Copy out every line that contains "this".

--- --- ---

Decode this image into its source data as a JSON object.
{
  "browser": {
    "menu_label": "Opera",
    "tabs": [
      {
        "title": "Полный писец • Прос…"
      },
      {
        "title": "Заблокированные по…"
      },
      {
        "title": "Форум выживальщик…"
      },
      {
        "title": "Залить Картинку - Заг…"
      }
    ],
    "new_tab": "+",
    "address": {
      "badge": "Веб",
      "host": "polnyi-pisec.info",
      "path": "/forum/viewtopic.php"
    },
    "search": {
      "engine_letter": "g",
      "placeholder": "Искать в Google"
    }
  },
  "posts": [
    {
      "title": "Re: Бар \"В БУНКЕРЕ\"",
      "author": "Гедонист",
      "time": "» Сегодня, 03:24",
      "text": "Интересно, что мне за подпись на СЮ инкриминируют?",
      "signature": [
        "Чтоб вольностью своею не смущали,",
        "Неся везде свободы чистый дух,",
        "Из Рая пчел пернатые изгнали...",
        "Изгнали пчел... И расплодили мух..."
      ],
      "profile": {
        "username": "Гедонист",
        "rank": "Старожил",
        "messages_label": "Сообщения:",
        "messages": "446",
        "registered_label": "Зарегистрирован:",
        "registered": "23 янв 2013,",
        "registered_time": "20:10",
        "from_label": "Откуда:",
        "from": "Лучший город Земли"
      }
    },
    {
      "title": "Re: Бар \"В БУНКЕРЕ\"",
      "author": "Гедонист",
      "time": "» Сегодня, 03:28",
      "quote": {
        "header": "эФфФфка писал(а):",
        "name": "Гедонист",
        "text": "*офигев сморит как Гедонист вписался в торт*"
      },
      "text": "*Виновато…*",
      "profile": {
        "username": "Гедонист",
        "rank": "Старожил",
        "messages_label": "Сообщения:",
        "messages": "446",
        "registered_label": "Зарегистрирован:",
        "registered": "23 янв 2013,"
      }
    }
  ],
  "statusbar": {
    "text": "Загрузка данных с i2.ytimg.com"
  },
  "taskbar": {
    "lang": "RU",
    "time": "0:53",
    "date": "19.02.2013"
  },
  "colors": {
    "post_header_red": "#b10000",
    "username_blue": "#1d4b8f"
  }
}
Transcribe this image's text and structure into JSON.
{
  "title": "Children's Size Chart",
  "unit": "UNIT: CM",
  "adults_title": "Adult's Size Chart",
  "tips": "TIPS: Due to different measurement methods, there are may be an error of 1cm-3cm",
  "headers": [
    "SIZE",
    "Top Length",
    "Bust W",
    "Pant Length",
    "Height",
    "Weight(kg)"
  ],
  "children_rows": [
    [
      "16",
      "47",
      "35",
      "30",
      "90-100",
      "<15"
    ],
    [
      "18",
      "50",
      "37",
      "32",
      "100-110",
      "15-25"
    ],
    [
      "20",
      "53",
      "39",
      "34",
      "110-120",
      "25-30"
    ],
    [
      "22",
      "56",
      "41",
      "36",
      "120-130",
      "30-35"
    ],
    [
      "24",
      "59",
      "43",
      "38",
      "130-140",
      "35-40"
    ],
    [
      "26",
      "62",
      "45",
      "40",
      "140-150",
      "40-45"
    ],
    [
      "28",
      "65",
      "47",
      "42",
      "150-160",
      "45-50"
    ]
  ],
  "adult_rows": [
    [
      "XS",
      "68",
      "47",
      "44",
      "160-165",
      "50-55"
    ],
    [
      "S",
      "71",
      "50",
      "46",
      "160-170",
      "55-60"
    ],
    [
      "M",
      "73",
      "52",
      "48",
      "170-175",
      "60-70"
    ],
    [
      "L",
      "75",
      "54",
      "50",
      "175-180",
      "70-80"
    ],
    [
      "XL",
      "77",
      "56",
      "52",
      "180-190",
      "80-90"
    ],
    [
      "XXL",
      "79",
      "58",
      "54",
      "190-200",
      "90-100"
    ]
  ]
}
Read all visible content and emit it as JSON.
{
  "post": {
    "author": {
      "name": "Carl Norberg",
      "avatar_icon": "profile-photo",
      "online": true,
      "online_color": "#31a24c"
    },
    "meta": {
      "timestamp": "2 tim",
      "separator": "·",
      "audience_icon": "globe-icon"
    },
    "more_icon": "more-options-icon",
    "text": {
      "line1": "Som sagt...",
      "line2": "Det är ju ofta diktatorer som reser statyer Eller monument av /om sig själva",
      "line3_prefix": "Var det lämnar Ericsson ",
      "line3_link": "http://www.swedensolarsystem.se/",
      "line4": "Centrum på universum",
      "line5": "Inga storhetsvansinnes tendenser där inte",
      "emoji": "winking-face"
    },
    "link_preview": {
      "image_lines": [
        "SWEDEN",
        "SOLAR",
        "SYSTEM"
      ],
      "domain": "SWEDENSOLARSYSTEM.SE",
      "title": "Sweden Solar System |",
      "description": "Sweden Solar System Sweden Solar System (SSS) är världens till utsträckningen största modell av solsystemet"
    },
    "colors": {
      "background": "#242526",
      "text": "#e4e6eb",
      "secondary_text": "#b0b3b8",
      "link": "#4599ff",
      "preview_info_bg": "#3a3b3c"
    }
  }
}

--- --- ---

Response:
Decode this image into its source data as a JSON object.
Transcribe this image's text and structure into JSON.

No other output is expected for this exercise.